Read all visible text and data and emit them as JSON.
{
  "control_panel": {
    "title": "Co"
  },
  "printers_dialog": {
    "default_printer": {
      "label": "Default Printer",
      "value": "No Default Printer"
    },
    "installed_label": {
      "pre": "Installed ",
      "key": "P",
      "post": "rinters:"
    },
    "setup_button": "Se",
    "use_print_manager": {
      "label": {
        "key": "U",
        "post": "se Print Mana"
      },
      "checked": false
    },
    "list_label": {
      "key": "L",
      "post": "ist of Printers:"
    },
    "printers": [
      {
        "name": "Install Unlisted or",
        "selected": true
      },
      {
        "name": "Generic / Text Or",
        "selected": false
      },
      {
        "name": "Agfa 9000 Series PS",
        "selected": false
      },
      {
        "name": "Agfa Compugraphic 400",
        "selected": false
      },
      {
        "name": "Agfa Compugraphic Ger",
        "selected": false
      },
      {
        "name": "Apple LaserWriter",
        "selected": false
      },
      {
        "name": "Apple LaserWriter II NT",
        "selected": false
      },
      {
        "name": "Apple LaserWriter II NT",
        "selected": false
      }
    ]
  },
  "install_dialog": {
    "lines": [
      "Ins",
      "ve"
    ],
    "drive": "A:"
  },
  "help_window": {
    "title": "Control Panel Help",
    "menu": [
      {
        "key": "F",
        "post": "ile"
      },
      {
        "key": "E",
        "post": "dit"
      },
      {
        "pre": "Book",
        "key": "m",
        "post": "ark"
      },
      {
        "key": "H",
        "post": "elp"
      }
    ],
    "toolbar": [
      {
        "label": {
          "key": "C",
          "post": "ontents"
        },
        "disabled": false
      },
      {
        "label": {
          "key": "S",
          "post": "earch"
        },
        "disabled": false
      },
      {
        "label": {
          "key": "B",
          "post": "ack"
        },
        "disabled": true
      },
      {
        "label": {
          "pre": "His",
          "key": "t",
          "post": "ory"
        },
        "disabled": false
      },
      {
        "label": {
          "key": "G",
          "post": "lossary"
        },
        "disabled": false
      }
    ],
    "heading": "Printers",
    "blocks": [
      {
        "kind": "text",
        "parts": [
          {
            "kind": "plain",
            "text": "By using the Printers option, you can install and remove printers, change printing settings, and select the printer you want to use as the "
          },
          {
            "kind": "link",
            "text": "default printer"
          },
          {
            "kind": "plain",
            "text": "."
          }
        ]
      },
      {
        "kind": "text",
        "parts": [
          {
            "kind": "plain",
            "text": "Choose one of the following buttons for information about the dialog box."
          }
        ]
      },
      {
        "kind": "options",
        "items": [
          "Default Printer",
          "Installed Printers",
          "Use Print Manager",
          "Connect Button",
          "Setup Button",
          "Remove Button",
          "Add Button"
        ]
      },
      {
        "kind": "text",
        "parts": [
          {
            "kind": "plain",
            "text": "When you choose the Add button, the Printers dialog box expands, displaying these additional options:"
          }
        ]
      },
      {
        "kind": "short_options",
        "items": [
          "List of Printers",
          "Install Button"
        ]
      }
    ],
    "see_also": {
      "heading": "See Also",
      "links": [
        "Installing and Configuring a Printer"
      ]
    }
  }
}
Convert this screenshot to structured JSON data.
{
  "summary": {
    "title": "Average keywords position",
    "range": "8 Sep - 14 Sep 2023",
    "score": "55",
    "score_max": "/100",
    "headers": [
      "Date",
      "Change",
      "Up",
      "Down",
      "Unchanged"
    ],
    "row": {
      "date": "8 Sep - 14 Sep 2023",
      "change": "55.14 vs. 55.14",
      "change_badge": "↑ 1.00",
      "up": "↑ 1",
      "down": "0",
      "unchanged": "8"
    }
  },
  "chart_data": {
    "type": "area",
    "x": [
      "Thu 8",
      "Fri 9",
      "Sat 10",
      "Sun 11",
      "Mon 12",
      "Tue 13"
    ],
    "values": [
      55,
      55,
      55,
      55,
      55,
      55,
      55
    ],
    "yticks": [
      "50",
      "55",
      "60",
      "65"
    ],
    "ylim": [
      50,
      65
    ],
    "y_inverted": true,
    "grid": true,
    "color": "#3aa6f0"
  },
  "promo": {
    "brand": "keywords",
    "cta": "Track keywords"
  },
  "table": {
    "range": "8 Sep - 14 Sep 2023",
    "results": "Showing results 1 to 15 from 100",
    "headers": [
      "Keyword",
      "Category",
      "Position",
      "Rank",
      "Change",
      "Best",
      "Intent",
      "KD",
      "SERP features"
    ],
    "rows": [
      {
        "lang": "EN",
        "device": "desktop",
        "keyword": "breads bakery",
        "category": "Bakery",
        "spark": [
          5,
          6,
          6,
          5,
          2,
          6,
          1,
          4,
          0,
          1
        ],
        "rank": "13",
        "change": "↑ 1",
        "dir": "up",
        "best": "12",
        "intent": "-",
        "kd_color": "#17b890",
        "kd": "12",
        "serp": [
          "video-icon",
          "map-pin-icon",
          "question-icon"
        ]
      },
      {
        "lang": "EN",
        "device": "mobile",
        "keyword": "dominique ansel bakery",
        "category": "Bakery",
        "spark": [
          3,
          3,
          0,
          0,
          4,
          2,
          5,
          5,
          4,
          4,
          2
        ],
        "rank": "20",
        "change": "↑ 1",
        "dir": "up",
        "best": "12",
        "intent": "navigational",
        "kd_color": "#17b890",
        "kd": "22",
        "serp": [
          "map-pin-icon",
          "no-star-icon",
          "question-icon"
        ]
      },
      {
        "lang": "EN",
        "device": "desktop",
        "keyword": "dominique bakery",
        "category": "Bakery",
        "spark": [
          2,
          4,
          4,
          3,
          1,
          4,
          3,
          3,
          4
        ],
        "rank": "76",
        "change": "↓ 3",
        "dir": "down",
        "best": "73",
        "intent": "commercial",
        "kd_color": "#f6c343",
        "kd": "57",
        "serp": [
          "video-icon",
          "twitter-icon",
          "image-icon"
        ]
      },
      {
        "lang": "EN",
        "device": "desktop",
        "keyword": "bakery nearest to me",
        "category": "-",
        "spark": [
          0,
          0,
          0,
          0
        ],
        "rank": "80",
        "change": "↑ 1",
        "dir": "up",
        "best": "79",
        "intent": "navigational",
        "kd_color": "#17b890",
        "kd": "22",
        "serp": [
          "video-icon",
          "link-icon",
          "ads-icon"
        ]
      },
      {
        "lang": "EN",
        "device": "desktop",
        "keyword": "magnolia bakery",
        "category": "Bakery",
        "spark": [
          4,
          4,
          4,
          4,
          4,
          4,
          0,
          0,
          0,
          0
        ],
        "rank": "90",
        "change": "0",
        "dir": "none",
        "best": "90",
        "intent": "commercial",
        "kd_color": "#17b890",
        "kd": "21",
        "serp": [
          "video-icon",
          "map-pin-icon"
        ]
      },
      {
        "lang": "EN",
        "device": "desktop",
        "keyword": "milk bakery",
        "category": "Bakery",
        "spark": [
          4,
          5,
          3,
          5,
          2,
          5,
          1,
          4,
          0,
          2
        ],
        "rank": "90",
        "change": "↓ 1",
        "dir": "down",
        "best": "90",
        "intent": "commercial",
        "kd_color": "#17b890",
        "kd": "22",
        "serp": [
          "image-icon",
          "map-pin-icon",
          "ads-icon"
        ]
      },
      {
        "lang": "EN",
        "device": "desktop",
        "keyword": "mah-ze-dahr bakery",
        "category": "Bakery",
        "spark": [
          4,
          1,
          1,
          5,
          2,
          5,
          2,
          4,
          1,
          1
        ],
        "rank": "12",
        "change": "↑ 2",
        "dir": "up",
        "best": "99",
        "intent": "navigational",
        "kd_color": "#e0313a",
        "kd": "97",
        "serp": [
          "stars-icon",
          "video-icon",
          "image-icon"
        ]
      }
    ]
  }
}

☆ ☆ ☆

_Instructions for the task:_ Locate all lines in the listing above with the word "true". Copy them.

_Written solution:_
        "selected": true
        "disabled": true
    "y_inverted": true,
    "grid": true,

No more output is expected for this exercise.